-- Start of Information shown --

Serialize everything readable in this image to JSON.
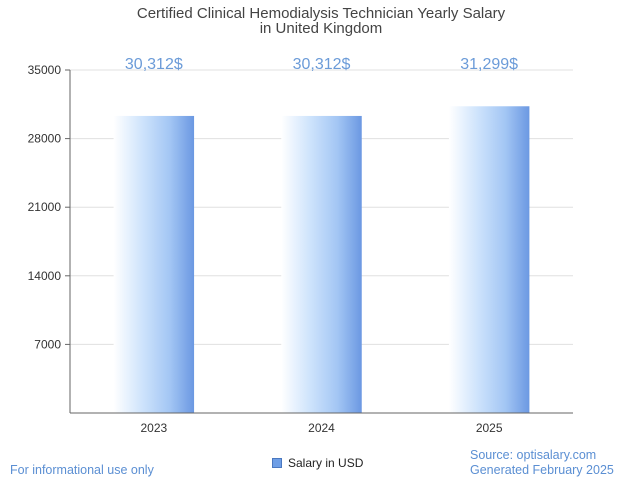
{
  "chart_data": {
    "type": "bar",
    "title": [
      "Certified Clinical Hemodialysis Technician Yearly Salary",
      "in United Kingdom"
    ],
    "categories": [
      "2023",
      "2024",
      "2025"
    ],
    "series": [
      {
        "name": "Salary in USD",
        "values": [
          30312,
          30312,
          31299
        ]
      }
    ],
    "data_labels": [
      "30,312$",
      "30,312$",
      "31,299$"
    ],
    "y_ticks": [
      7000,
      14000,
      21000,
      28000,
      35000
    ],
    "ylim": [
      0,
      35000
    ],
    "xlabel": "",
    "ylabel": "",
    "grid": true,
    "legend_position": "bottom-center"
  },
  "footer": {
    "disclaimer": "For informational use only",
    "source": "Source: optisalary.com",
    "generated": "Generated February 2025"
  },
  "colors": {
    "bar_light": "#e8f3ff",
    "bar_mid": "#a9cdf7",
    "bar_dark": "#6e9ee6",
    "label": "#6b9bd8",
    "grid": "#e0e0e0",
    "axis": "#666666"
  }
}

-- End of Information shown --

__Objective__: Leave out the pictures and repeat everything else in the records exactly.

__Worked solution__:
Serialize everything readable in this image to JSON.
{
  "chart_data": {
    "type": "bar",
    "title": [
      "Certified Clinical Hemodialysis Technician Yearly Salary",
      "in United Kingdom"
    ],
    "categories": [
      "2023",
      "2024",
      "2025"
    ],
    "series": [
      {
        "name": "Salary in USD",
        "values": [
          30312,
          30312,
          31299
        ]
      }
    ],
    "data_labels": [
      "30,312$",
      "30,312$",
      "31,299$"
    ],
    "y_ticks": [
      7000,
      14000,
      21000,
      28000,
      35000
    ],
    "ylim": [
      0,
      35000
    ],
    "xlabel": "",
    "ylabel": "",
    "grid": true,
    "legend_position": "bottom-center"
  },
  "footer": {
    "disclaimer": "For informational use only",
    "source": "Source: optisalary.com",
    "generated": "Generated February 2025"
  },
  "colors": {
    "bar_light": "#e8f3ff",
    "bar_mid": "#a9cdf7",
    "bar_dark": "#6e9ee6",
    "label": "#6b9bd8",
    "grid": "#e0e0e0",
    "axis": "#666666"
  }
}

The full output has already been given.